Goal:
Below are the records; pull every line that includes "Respiration".

Figure dataset records:

================

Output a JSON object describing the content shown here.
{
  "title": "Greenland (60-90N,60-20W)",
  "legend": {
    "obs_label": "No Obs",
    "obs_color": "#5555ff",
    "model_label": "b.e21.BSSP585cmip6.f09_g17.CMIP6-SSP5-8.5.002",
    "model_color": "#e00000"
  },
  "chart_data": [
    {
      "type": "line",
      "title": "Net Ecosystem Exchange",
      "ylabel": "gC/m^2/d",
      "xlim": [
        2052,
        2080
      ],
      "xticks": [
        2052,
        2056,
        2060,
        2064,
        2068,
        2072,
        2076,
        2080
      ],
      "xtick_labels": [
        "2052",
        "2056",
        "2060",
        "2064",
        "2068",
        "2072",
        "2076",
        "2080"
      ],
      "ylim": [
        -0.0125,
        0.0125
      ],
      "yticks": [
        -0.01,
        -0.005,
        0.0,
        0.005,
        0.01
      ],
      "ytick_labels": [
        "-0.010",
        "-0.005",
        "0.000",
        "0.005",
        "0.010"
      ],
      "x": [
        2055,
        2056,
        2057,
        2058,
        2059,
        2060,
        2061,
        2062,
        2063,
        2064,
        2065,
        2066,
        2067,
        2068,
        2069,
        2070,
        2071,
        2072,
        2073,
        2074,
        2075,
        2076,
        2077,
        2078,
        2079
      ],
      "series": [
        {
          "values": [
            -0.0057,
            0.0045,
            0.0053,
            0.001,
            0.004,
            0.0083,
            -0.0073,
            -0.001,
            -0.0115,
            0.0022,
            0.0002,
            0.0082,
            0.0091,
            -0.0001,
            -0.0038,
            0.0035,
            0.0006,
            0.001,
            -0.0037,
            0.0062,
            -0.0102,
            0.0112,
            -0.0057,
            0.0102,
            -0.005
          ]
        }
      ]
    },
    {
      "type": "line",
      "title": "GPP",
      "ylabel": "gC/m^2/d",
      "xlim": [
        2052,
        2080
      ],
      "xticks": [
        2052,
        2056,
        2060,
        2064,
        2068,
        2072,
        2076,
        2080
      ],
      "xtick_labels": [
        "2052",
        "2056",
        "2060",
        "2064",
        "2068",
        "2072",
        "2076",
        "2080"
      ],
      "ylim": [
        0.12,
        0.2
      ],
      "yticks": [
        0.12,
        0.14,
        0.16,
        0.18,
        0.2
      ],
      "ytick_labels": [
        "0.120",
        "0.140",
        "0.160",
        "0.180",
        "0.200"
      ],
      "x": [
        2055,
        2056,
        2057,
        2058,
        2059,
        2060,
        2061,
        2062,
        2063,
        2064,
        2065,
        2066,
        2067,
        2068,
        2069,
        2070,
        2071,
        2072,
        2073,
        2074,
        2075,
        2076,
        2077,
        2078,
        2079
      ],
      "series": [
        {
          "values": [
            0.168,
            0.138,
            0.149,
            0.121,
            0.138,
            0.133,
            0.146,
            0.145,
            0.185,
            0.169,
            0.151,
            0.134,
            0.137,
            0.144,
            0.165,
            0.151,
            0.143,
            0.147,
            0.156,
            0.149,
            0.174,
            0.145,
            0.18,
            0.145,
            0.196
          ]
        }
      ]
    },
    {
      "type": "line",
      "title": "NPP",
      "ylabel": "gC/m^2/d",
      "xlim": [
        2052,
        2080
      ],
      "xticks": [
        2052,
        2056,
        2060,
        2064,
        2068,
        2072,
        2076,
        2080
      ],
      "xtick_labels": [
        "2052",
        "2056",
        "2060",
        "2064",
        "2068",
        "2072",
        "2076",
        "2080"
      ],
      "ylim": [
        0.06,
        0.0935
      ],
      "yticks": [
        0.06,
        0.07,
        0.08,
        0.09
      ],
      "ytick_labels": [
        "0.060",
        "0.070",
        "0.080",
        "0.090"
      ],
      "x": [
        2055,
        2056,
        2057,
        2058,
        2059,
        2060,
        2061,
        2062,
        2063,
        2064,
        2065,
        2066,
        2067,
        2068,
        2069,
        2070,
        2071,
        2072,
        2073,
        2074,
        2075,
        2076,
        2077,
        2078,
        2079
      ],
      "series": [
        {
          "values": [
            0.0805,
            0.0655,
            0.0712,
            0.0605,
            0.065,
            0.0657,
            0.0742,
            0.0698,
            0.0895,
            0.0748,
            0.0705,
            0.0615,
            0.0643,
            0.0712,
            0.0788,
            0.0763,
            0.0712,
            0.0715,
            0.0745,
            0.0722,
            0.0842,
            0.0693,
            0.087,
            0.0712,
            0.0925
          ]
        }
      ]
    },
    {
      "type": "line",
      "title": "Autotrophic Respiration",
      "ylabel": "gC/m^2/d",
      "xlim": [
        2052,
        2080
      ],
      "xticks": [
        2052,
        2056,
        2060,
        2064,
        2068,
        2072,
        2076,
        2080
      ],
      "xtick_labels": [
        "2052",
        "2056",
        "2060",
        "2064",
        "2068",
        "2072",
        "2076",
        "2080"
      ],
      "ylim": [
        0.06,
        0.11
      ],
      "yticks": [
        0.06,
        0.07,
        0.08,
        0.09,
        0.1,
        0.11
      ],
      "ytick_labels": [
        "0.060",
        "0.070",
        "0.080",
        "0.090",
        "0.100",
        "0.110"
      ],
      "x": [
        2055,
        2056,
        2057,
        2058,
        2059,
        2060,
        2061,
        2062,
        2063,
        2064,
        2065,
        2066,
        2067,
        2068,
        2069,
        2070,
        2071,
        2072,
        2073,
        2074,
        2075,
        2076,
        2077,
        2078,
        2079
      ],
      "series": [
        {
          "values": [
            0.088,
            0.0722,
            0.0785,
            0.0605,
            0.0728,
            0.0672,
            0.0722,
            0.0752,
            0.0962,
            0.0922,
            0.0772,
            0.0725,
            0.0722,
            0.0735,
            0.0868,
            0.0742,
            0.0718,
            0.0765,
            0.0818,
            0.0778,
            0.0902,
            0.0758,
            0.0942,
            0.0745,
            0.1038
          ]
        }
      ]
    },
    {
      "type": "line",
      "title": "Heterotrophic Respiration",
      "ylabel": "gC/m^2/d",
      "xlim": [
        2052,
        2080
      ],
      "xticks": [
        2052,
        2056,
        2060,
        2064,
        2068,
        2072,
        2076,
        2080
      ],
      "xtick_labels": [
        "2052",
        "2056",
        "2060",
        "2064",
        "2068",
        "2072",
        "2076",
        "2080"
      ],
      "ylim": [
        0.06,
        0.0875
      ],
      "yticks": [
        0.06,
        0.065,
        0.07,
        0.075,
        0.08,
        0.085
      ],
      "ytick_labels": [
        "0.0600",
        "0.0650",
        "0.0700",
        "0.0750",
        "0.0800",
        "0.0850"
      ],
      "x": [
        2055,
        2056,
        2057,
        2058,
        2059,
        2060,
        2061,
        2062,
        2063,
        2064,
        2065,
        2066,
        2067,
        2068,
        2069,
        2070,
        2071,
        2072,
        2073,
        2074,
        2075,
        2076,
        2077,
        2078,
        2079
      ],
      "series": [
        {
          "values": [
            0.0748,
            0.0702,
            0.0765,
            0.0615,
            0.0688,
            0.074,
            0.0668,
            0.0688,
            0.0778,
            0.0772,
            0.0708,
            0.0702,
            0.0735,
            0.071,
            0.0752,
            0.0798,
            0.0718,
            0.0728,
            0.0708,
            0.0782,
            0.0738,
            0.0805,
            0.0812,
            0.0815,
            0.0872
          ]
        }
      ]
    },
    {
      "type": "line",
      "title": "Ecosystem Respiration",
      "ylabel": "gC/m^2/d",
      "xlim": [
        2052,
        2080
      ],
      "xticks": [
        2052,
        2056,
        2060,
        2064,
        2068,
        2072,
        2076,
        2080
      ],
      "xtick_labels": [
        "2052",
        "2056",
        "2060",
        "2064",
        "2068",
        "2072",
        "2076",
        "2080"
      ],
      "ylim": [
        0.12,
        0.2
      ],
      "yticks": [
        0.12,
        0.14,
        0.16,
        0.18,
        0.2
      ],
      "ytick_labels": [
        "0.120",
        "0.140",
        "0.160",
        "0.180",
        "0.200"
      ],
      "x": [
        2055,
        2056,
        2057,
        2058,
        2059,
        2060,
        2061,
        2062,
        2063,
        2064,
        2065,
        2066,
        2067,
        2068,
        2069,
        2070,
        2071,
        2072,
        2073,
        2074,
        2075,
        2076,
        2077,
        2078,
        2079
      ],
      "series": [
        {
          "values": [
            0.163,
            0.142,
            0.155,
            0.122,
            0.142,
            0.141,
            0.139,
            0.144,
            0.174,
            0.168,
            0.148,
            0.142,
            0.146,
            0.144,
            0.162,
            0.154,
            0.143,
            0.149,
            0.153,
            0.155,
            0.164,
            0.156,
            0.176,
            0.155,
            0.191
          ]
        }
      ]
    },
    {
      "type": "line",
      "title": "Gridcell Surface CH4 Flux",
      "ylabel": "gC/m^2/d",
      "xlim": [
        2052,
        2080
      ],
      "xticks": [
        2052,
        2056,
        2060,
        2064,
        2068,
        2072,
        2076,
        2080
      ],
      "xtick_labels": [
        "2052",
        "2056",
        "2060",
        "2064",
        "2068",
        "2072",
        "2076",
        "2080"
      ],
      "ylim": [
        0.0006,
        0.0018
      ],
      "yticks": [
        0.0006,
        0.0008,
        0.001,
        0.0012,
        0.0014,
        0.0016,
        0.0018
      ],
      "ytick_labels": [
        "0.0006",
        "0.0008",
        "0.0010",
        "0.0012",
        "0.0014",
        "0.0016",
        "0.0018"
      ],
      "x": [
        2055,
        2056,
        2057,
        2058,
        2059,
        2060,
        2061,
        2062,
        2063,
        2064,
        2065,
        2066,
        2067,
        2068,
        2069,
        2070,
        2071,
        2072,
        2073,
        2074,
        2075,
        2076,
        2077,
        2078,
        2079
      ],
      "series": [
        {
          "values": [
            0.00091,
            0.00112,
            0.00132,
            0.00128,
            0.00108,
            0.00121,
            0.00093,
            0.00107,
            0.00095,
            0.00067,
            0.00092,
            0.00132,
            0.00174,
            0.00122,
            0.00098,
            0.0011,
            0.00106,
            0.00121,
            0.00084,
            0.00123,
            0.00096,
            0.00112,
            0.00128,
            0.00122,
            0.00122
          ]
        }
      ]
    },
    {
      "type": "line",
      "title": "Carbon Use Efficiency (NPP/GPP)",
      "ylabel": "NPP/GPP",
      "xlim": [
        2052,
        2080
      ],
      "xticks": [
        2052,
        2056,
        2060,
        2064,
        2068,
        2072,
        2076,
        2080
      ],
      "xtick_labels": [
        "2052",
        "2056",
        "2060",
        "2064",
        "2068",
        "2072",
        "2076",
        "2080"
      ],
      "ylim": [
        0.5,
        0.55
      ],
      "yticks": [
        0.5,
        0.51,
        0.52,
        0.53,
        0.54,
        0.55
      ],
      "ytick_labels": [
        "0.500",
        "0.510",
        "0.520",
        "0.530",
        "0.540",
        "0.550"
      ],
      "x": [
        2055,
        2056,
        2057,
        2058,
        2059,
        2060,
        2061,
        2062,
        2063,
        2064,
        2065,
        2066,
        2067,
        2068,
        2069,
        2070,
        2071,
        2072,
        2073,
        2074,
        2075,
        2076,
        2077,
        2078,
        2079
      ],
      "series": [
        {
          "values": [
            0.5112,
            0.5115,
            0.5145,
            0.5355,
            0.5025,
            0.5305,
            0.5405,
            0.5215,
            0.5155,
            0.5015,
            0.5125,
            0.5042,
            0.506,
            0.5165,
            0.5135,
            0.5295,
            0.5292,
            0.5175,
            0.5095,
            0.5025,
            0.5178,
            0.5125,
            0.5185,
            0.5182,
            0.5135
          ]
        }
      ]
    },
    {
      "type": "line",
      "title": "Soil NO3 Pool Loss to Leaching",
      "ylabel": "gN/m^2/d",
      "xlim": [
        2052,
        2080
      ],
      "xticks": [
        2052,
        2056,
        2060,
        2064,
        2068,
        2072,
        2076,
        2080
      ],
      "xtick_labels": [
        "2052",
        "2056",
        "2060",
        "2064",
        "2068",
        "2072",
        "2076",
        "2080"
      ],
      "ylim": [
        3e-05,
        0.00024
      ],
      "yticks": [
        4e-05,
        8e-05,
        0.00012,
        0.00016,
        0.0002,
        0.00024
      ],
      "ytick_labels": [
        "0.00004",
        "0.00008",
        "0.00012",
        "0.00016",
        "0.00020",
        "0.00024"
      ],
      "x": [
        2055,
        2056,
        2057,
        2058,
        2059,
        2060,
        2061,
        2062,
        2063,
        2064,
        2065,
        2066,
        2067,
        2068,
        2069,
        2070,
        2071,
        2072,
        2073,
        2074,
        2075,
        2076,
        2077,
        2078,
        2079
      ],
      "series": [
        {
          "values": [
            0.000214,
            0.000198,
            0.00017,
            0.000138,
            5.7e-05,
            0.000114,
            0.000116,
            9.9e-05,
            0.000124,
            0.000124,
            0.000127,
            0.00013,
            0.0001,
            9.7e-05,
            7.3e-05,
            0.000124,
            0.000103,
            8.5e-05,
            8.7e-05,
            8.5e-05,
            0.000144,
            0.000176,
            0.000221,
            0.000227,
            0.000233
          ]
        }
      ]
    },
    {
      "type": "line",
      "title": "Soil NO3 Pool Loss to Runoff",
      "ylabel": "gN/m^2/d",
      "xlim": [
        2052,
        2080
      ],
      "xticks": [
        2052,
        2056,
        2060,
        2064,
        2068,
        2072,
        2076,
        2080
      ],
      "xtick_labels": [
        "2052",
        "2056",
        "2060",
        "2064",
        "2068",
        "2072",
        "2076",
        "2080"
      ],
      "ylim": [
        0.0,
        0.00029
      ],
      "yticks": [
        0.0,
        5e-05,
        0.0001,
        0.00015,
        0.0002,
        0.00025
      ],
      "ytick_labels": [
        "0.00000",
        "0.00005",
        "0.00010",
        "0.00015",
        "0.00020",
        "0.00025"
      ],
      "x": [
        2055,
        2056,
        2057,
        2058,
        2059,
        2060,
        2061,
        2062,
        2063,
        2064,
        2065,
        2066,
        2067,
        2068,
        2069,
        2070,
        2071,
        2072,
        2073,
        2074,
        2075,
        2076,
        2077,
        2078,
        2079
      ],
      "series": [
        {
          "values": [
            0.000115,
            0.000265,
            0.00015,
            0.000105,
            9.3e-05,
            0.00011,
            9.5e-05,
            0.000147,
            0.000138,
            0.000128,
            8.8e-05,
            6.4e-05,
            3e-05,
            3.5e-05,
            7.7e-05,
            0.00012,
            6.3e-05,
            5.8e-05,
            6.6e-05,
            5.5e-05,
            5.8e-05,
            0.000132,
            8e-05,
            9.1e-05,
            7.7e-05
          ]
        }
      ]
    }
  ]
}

================

Answer to the exercise:
      "title": "Autotrophic Respiration",
      "title": "Heterotrophic Respiration",
      "title": "Ecosystem Respiration",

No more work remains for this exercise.